- **Task instructions**: Find every line in the records below that holds the word "normprövning" and copy it.

- **The input**:
++++++++++

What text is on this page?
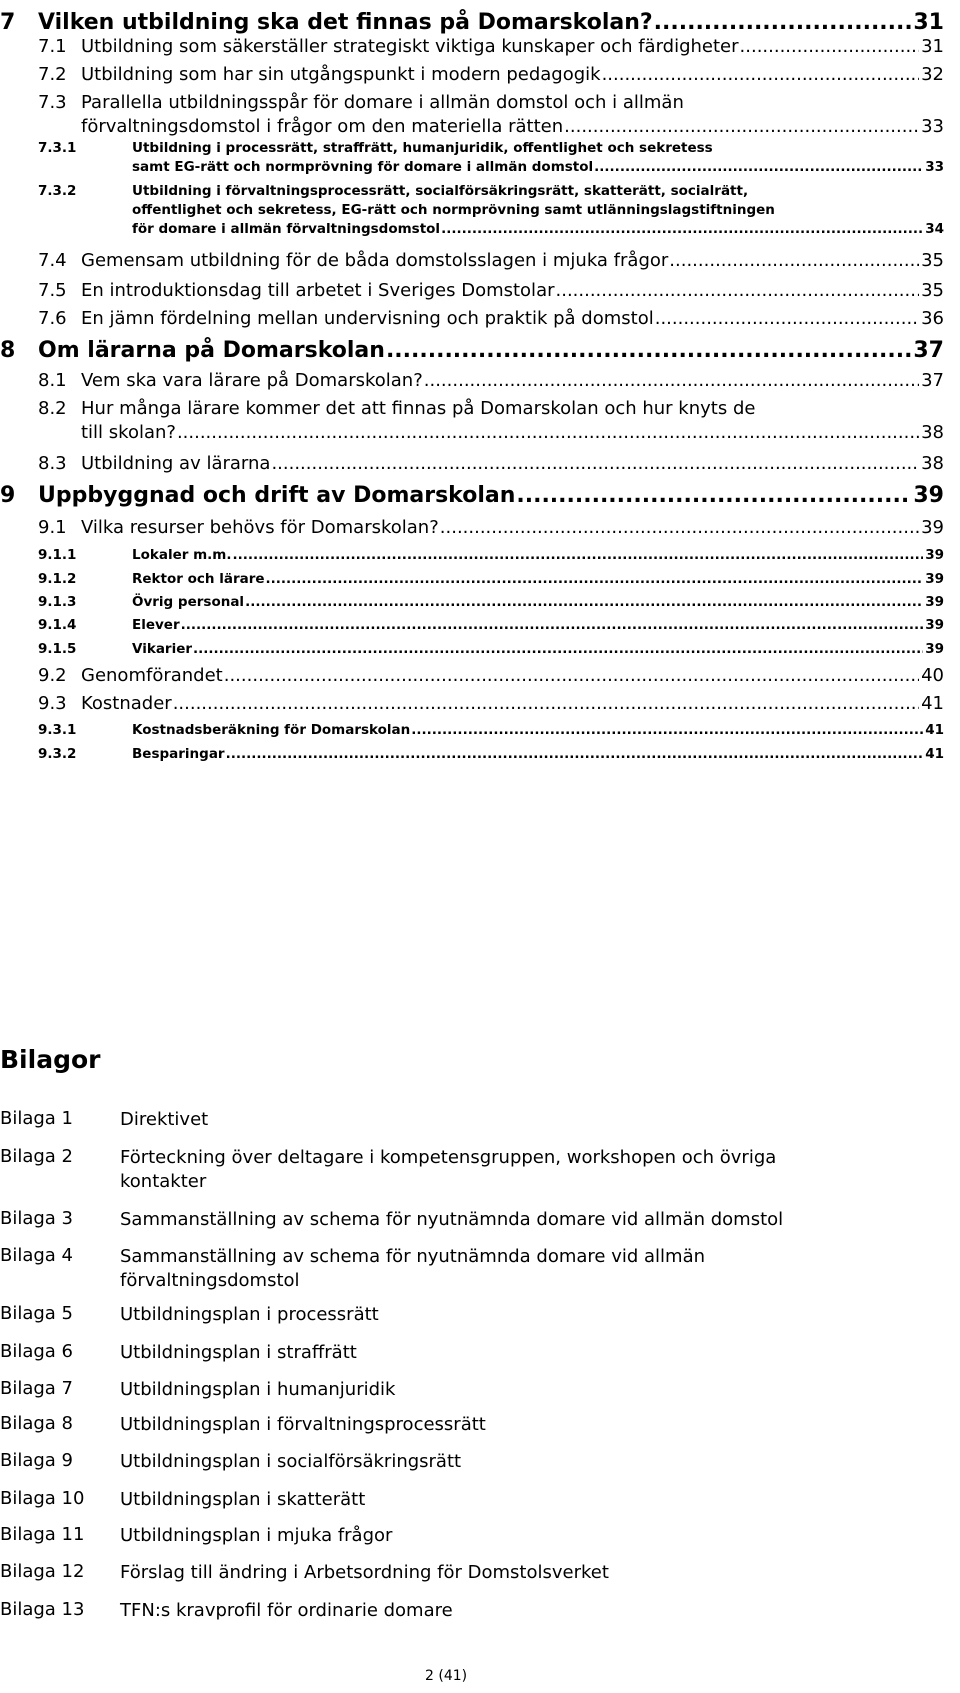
7 Vilken utbildning ska det finnas på Domarskolan? .....	31
7.1 Utbildning som säkerställer strategiskt viktiga kunskaper och färdigheter .....	31
7.2 Utbildning som har sin utgångspunkt i modern pedagogik .....	32
7.3 Parallella utbildningsspår för domare i allmän domstol och i allmän
förvaltningsdomstol i frågor om den materiella rätten .....	33
7.3.1	Utbildning i processrätt, straffrätt, humanjuridik, offentlighet och sekretess
samt EG-rätt och normprövning för domare i allmän domstol .....	33
7.3.2	Utbildning i förvaltningsprocessrätt, socialförsäkringsrätt, skatterätt, socialrätt,
offentlighet och sekretess, EG-rätt och normprövning samt utlänningslagstiftningen
för domare i allmän förvaltningsdomstol .....	34
7.4 Gemensam utbildning för de båda domstolsslagen i mjuka frågor .....	35
7.5 En introduktionsdag till arbetet i Sveriges Domstolar .....	35
7.6 En jämn fördelning mellan undervisning och praktik på domstol .....	36
8 Om lärarna på Domarskolan .....	37
8.1 Vem ska vara lärare på Domarskolan? .....	37
8.2 Hur många lärare kommer det att finnas på Domarskolan och hur knyts de
till skolan? .....	38
8.3 Utbildning av lärarna .....	38
9 Uppbyggnad och drift av Domarskolan .....	39
9.1 Vilka resurser behövs för Domarskolan? .....	39
9.1.1	Lokaler m.m. .....	39
9.1.2	Rektor och lärare .....	39
9.1.3	Övrig personal .....	39
9.1.4	Elever .....	39
9.1.5	Vikarier .....	39
9.2 Genomförandet .....	40
9.3 Kostnader .....	41
9.3.1	Kostnadsberäkning för Domarskolan .....	41
9.3.2	Besparingar .....	41
Bilagor
Bilaga 1	Direktivet
Bilaga 2	Förteckning över deltagare i kompetensgruppen, workshopen och övriga kontakter
Bilaga 3	Sammanställning av schema för nyutnämnda domare vid allmän domstol
Bilaga 4	Sammanställning av schema för nyutnämnda domare vid allmän förvaltningsdomstol
Bilaga 5	Utbildningsplan i processrätt
Bilaga 6	Utbildningsplan i straffrätt
Bilaga 7	Utbildningsplan i humanjuridik
Bilaga 8	Utbildningsplan i förvaltningsprocessrätt
Bilaga 9	Utbildningsplan i socialförsäkringsrätt
Bilaga 10 Utbildningsplan i skatterätt
Bilaga 11 Utbildningsplan i mjuka frågor
Bilaga 12 Förslag till ändring i Arbetsordning för Domstolsverket
Bilaga 13 TFN:s kravprofil för ordinarie domare
2 (41)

++++++++++

- **Response for this exercise**:
samt EG-rätt och normprövning för domare i allmän domstol .....	33
offentlighet och sekretess, EG-rätt och normprövning samt utlänningslagstiftningen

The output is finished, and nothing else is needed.